[Source records]
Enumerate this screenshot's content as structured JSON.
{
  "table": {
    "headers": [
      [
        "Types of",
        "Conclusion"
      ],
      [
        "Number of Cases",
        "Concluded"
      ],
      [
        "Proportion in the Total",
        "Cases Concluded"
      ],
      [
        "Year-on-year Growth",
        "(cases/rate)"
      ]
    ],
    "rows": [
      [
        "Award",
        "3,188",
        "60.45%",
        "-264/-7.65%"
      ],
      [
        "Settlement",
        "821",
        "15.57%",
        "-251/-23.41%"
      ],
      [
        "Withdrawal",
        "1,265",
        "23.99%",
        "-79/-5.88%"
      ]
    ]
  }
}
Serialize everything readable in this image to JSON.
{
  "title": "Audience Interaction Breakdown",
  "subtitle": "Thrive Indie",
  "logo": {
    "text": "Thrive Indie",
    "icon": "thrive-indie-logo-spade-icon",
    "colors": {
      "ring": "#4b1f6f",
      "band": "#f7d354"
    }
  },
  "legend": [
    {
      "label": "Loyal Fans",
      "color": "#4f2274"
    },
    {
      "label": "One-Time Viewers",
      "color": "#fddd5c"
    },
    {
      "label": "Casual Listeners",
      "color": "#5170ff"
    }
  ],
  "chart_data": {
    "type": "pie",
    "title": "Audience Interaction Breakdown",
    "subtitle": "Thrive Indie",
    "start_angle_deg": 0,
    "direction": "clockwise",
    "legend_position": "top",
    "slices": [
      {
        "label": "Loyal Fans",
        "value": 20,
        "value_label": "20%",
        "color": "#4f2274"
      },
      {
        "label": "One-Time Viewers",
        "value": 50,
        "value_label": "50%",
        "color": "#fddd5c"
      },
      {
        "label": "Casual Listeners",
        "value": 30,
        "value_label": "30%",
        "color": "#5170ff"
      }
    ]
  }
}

REQUEST: Quote the data in full, keeping each word unchanged.

EXERCISE RESPONSE:
Enumerate this screenshot's content as structured JSON.
{
  "table": {
    "headers": [
      [
        "Types of",
        "Conclusion"
      ],
      [
        "Number of Cases",
        "Concluded"
      ],
      [
        "Proportion in the Total",
        "Cases Concluded"
      ],
      [
        "Year-on-year Growth",
        "(cases/rate)"
      ]
    ],
    "rows": [
      [
        "Award",
        "3,188",
        "60.45%",
        "-264/-7.65%"
      ],
      [
        "Settlement",
        "821",
        "15.57%",
        "-251/-23.41%"
      ],
      [
        "Withdrawal",
        "1,265",
        "23.99%",
        "-79/-5.88%"
      ]
    ]
  }
}
Serialize everything readable in this image to JSON.
{
  "title": "Audience Interaction Breakdown",
  "subtitle": "Thrive Indie",
  "logo": {
    "text": "Thrive Indie",
    "icon": "thrive-indie-logo-spade-icon",
    "colors": {
      "ring": "#4b1f6f",
      "band": "#f7d354"
    }
  },
  "legend": [
    {
      "label": "Loyal Fans",
      "color": "#4f2274"
    },
    {
      "label": "One-Time Viewers",
      "color": "#fddd5c"
    },
    {
      "label": "Casual Listeners",
      "color": "#5170ff"
    }
  ],
  "chart_data": {
    "type": "pie",
    "title": "Audience Interaction Breakdown",
    "subtitle": "Thrive Indie",
    "start_angle_deg": 0,
    "direction": "clockwise",
    "legend_position": "top",
    "slices": [
      {
        "label": "Loyal Fans",
        "value": 20,
        "value_label": "20%",
        "color": "#4f2274"
      },
      {
        "label": "One-Time Viewers",
        "value": 50,
        "value_label": "50%",
        "color": "#fddd5c"
      },
      {
        "label": "Casual Listeners",
        "value": 30,
        "value_label": "30%",
        "color": "#5170ff"
      }
    ]
  }
}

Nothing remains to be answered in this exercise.